— INSTRUCTIONS TO FOLLOW —
All lines from the line containing "Give me the" up to and including the last line of the listing below should be echoed exactly; no other lines belong in the response.

[START]

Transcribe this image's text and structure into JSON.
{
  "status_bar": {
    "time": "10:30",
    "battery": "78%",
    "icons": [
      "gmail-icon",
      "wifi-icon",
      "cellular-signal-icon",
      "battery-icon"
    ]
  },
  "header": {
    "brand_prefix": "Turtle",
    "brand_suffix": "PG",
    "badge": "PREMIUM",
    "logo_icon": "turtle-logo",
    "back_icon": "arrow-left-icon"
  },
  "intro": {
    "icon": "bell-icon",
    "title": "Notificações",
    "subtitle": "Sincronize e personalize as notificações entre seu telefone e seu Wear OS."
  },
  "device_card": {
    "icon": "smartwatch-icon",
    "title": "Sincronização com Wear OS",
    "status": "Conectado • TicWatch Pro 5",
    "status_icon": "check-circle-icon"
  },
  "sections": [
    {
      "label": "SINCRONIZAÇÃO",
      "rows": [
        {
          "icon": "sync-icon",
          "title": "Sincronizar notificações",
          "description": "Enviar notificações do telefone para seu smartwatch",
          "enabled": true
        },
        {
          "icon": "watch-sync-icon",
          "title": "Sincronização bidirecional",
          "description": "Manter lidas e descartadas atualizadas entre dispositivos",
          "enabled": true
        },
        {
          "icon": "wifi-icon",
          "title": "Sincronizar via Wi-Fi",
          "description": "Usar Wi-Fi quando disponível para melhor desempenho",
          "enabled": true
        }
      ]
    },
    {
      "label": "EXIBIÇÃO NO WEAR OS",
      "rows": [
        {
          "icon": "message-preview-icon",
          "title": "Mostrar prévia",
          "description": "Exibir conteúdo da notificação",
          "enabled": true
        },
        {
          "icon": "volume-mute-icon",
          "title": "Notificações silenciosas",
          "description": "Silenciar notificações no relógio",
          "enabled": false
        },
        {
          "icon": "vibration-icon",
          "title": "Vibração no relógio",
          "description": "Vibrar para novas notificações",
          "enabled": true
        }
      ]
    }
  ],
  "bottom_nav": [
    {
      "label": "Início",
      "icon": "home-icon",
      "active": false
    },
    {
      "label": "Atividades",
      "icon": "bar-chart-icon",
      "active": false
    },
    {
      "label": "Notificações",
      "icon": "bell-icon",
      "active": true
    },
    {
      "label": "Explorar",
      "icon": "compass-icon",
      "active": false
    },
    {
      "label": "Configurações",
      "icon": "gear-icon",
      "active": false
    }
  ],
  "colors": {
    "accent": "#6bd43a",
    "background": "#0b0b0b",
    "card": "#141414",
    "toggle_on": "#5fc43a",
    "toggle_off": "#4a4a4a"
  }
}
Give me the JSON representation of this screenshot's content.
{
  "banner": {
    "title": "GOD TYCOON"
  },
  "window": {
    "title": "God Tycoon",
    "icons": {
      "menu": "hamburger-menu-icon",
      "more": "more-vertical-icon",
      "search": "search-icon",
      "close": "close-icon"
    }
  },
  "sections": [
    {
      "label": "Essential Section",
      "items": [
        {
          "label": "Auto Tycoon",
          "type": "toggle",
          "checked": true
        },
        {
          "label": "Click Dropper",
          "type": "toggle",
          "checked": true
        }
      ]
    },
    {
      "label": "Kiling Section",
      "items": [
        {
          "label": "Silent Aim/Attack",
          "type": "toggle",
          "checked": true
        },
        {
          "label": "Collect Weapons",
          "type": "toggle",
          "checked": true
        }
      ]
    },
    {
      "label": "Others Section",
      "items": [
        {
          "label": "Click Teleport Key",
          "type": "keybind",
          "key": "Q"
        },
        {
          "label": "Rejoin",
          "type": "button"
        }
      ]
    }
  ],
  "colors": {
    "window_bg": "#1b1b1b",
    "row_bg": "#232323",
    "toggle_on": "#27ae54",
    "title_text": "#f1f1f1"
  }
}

[END]

— ANSWER TO THE TASK —
Give me the JSON representation of this screenshot's content.
{
  "banner": {
    "title": "GOD TYCOON"
  },
  "window": {
    "title": "God Tycoon",
    "icons": {
      "menu": "hamburger-menu-icon",
      "more": "more-vertical-icon",
      "search": "search-icon",
      "close": "close-icon"
    }
  },
  "sections": [
    {
      "label": "Essential Section",
      "items": [
        {
          "label": "Auto Tycoon",
          "type": "toggle",
          "checked": true
        },
        {
          "label": "Click Dropper",
          "type": "toggle",
          "checked": true
        }
      ]
    },
    {
      "label": "Kiling Section",
      "items": [
        {
          "label": "Silent Aim/Attack",
          "type": "toggle",
          "checked": true
        },
        {
          "label": "Collect Weapons",
          "type": "toggle",
          "checked": true
        }
      ]
    },
    {
      "label": "Others Section",
      "items": [
        {
          "label": "Click Teleport Key",
          "type": "keybind",
          "key": "Q"
        },
        {
          "label": "Rejoin",
          "type": "button"
        }
      ]
    }
  ],
  "colors": {
    "window_bg": "#1b1b1b",
    "row_bg": "#232323",
    "toggle_on": "#27ae54",
    "title_text": "#f1f1f1"
  }
}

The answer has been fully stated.